**PROBLEM TO SOLVE**
Copy every line of the following data that includes the string "一定程度上提高了知识产权保护水平".

───── ENTRIES PROVIDED ─────

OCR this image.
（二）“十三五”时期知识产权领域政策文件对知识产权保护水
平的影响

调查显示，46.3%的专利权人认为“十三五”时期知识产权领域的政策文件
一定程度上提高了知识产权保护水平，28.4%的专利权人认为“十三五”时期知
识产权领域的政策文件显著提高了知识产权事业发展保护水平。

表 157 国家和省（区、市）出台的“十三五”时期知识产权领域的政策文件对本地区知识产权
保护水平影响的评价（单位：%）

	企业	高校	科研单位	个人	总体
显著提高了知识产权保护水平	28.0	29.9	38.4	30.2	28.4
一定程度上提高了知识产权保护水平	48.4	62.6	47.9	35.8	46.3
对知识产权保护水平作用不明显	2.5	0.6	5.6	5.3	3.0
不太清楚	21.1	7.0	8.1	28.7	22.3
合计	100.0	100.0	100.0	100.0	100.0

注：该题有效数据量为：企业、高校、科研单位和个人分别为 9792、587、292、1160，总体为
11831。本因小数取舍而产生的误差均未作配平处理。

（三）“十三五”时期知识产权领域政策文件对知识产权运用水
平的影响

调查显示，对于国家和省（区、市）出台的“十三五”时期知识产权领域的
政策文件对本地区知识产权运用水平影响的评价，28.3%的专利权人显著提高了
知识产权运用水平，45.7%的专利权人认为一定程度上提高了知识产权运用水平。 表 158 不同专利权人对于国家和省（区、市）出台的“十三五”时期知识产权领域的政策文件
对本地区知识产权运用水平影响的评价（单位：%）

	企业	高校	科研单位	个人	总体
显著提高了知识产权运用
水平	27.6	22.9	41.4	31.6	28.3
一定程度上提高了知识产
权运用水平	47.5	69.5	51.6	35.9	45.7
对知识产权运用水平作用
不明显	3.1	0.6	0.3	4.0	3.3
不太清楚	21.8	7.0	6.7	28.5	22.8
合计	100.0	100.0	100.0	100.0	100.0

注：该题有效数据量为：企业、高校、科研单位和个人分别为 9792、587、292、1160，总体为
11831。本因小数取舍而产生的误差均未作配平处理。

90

─────

**TASK OUTPUT**
一定程度上提高了知识产权保护水平，28.4%的专利权人认为“十三五”时期知
一定程度上提高了知识产权保护水平	48.4	62.6	47.9	35.8	46.3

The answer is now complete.